- _Lavoro richiesto_
Trascrivi dal testo sulle azioni bancarie italiane tutto il passo che va da "Pure i suggerimenti" fino a "dribbling alla Messi.", senza cambiare nulla.

- _Testo fornito_

--

Se l'inizio 2016 delle azioni bancarie italiane è particolarmente infuocato, ci sono ovviamente anche delle ragioni domestiche. Il fallimento delle quattro banche (Etruria, Marche, CariChieti e CariFerrara) ha fatto lievitare i dubbi sulla solidità del sistema. «I risparmiatori hanno paura che ci siano altre brutte sorprese in vista e si sono fatti assai guardinghi. E ciò contrasta con i segnali che nelle ultime settimane hanno lanciato i manager di molti istituti, che vedono il bicchiere degli utili 2016 piuttosto pieno», spiega ancora Caironi.

Giuseppe Attanà, presidente di Assiom Forex, associazione italiana degli operatori finanziari, si schiera a piè fermo tra i sostenitori della solidità del credito nostrano e invita i risparmiatori a non andare nel panico: «Il sistema bancario italiano, che a differenza di quello di altri Paesi europei ha affrontato e superato la crisi finanziaria senza particolari aiuti di Stato, è stato fortemente ricapitalizzato, anche in funzione dell’ammontare di crediti deteriorati in portafoglio, che risultano tra l’altro in miglioramento. Soffre ancora di una modesta redditività, in parte dipendente dalla debole ripresa economica, ma ciò non giustifica in alcun modo la scomposta reazione del mercato».

Meno diplomatico appare il banchiere Garbi: «C'è un evidente rapporto conflittuale tra Bruxelles e il governo Renzi, che si aggiunge all'incapacità di quest'ultimo nel formulare proposte concrete e ragionevoli sul tema della bad bank: è una soluzione che ai due più grossi gruppi italiani non interessa perché i loro “Npl” (i “prestiti non performanti” cioè quelli molto problematici) riescono a venderli regolarmente. A favore ci sono le medie e le piccole banche in difficoltà. Però un Paese che ha un rapporto debito/Pil superiore al 130 per certo non si può certo permettere di buttare via del denaro pubblico».

Secondo Garbi, a favorire il calo delle quotazioni ha contribuito quindi anche Roma, facendo in un certo modo credere che fosse alle viste un fondo interbancario per  la famosa bad bank: «In pratica, un'emanazione governativa ma pagata dalle banche in bonis, soluzione  che il sistema del credito osteggia».
L'industria bancaria sana i quattrini non li vuol mettere nella bad bank che dovrebbe togliere dai guai i banchieri in difficoltà. Lo Stato non ce li può mettere, perché sennò l'Europa bacchetta Roma che distribuisce aiuti di Stato. In tutto questo marasma basta poco per creare turbolenze sul mercato.

Il responsabile degli analisti finanziari di un grande gruppo bancario, che vuol restare anonimo, è però convinto che, attraverso la Cassa depositi e prestiti o il coinvolgimento diretto del Bancoposta, Matteo Renzi un coniglio debba tirarlo fuori dal cilindro, e abbastanza alla svelta: «Una bad bank, o qualcosa del genere, ci vuole. Bisogna accelerare l'opera di pulizia dei bilanci ma non si possono costringere le banche a fare aumenti di capitale in una fase come questa».

Pure i suggerimenti “pratici” dell'analista anonimo ruotano intorno alla spada di Damocle delle operazioni sul capitale: «Le quotazioni delle banche sono scese a livelli allettanti ma punterei soprattutto sugli istituti che, ragionevolmente, non dovranno ripatrimonializzarsi a breve. Comunque, suggerisco di entrare adesso sulle azioni bancarie solo a chi ha lo stomaco forte». Cercasi risparmiatori coraggiosi e capaci di individuare a distanza il profumo dell'aumento di capitale. E di evitarlo con un dribbling alla Messi.

--

- _Dati da esaminare_

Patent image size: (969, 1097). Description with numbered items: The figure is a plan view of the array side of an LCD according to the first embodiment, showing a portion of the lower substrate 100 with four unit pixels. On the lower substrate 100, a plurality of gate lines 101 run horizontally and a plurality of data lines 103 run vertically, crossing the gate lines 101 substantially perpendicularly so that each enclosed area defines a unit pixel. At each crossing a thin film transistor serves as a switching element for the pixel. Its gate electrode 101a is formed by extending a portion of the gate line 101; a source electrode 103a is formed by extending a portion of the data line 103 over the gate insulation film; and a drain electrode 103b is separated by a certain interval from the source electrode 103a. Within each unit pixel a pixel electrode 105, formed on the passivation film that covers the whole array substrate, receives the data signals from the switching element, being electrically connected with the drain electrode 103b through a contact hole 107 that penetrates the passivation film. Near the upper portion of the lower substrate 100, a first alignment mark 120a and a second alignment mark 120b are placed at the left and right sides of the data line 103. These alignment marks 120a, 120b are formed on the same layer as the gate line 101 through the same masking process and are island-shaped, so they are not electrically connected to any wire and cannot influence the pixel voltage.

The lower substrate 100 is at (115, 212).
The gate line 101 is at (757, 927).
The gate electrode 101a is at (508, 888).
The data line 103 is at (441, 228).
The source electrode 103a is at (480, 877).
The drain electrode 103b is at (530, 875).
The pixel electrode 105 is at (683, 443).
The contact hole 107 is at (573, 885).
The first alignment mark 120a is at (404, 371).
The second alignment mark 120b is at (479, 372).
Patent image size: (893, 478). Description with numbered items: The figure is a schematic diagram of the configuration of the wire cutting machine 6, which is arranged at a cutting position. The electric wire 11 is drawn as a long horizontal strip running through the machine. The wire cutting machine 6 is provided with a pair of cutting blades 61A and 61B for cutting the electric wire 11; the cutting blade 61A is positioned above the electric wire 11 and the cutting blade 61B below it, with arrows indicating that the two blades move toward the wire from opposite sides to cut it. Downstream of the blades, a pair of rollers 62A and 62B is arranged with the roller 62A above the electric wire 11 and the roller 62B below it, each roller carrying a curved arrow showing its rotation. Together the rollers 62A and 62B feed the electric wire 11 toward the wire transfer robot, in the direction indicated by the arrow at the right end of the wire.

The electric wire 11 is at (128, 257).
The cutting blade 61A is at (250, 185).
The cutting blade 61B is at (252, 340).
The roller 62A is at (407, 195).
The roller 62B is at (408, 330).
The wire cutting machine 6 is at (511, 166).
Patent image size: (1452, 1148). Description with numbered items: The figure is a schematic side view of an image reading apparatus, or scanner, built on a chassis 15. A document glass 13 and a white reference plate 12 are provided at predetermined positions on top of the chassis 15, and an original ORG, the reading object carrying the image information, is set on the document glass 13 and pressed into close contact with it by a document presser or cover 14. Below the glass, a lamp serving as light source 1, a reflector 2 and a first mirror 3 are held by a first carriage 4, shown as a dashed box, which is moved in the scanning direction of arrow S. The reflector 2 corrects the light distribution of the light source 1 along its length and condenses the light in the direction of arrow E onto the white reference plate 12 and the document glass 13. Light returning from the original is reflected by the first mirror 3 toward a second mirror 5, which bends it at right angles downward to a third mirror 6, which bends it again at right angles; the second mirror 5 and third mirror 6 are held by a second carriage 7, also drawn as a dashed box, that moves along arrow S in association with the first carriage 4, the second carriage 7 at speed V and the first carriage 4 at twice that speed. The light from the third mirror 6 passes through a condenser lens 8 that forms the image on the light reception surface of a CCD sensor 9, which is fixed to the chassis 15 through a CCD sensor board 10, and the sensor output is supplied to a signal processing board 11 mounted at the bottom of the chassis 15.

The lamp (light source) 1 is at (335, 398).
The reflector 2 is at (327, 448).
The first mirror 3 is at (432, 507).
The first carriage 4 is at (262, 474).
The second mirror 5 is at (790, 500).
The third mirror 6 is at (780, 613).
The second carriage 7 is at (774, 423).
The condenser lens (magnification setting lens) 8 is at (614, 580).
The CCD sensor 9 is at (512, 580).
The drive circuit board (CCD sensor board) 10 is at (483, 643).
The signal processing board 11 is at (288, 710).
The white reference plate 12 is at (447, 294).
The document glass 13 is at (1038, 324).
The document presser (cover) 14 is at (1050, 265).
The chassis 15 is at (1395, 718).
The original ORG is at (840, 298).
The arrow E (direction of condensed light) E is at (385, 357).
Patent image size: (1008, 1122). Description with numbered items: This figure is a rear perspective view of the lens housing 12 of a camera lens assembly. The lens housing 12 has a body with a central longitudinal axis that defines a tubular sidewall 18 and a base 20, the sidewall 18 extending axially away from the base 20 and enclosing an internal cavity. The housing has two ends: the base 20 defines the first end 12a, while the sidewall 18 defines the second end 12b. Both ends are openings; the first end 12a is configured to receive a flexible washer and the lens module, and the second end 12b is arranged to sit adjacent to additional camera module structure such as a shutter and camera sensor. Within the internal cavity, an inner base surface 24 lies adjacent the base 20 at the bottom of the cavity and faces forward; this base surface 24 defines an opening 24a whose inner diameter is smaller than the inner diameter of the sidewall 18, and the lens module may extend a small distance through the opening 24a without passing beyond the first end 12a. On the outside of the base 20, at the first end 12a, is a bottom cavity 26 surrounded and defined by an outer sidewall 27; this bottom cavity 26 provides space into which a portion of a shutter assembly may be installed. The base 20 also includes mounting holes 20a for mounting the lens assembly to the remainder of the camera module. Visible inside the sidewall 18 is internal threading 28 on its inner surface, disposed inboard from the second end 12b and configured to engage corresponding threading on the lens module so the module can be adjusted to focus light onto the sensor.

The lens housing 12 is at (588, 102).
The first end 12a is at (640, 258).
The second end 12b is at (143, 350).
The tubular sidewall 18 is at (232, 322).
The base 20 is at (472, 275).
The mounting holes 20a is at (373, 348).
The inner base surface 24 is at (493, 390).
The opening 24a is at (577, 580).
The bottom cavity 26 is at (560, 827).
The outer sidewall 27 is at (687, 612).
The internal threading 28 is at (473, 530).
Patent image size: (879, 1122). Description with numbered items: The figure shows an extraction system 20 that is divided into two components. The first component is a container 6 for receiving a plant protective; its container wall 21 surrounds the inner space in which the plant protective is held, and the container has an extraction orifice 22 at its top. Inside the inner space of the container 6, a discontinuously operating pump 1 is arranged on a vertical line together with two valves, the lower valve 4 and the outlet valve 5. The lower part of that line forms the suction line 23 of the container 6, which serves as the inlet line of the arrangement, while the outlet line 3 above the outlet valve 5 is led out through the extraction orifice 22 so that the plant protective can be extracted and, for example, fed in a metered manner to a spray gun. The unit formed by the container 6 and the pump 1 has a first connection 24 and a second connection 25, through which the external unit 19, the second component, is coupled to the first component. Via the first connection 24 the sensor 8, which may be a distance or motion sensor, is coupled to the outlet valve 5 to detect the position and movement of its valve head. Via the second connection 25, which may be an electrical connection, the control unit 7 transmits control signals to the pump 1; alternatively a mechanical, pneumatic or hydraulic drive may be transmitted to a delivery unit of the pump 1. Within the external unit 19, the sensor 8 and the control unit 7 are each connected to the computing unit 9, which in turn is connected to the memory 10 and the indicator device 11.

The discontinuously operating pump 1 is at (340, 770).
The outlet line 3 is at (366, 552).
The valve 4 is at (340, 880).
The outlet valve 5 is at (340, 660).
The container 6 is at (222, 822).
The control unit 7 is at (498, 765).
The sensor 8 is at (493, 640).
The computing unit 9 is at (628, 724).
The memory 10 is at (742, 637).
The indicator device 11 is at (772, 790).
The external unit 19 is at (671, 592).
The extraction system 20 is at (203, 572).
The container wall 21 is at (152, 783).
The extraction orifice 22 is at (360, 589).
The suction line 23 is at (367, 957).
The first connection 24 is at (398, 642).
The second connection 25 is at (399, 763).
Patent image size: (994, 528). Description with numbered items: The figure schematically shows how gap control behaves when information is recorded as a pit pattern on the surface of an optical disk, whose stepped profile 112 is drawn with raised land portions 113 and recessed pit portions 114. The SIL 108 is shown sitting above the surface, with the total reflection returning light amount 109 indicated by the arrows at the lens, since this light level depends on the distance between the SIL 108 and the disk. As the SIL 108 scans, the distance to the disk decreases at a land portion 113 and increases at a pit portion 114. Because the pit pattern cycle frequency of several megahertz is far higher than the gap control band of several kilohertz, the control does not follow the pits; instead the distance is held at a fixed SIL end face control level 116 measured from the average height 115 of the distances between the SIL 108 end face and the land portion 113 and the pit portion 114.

--

- _Risultato del compito_
Pure i suggerimenti “pratici” dell'analista anonimo ruotano intorno alla spada di Damocle delle operazioni sul capitale: «Le quotazioni delle banche sono scese a livelli allettanti ma punterei soprattutto sugli istituti che, ragionevolmente, non dovranno ripatrimonializzarsi a breve. Comunque, suggerisco di entrare adesso sulle azioni bancarie solo a chi ha lo stomaco forte». Cercasi risparmiatori coraggiosi e capaci di individuare a distanza il profumo dell'aumento di capitale. E di evitarlo con un dribbling alla Messi.